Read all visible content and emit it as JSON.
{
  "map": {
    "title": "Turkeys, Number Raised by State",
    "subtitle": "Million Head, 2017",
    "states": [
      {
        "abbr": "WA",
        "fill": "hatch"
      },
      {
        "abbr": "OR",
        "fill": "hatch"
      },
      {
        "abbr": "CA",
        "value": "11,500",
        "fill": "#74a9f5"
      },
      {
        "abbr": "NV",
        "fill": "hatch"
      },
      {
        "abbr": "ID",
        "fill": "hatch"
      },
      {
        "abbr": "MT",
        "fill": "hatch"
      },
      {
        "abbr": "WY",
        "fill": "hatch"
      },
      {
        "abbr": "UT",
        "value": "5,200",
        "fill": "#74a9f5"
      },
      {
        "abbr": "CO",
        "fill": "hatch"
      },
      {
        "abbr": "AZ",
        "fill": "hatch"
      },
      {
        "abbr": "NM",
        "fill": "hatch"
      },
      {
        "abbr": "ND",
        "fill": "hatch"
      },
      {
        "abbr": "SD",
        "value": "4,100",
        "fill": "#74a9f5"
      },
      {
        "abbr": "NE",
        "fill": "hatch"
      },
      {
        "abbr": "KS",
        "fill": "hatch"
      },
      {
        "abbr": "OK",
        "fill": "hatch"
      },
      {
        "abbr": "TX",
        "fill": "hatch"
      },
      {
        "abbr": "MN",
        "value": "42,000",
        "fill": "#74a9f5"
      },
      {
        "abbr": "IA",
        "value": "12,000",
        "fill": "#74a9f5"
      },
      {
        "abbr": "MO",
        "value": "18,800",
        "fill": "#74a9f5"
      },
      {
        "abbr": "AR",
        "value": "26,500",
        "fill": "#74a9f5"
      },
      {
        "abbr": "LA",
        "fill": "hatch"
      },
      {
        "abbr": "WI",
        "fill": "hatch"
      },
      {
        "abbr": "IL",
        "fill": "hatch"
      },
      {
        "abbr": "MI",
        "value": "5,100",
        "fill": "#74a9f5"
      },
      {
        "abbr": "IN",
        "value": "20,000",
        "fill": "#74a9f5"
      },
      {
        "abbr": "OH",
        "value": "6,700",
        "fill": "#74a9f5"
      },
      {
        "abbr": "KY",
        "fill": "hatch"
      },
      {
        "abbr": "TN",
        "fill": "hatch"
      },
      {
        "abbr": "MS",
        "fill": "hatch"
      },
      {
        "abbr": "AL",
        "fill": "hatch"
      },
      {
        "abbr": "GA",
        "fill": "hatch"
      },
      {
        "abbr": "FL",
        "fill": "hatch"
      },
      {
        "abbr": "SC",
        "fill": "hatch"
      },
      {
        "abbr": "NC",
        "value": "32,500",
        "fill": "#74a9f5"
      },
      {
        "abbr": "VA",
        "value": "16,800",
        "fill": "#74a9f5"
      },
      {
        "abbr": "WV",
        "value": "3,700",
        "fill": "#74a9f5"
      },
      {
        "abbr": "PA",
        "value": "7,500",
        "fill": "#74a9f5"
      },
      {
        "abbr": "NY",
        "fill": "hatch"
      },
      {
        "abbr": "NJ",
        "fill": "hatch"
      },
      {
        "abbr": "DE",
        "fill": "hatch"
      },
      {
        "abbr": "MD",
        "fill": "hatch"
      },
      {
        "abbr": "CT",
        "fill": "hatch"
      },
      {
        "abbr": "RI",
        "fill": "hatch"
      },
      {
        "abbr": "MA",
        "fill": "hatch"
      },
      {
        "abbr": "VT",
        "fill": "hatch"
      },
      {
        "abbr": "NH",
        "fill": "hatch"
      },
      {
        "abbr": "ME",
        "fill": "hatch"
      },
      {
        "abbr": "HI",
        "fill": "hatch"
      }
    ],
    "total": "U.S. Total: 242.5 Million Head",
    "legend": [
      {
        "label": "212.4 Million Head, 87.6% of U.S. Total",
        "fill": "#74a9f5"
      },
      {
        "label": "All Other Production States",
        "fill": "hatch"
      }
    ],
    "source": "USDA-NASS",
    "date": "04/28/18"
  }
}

> Exercise
Tally the lines in the entries above that hold the word "Head". Reply with nothing but that count.

> Finished exercise
3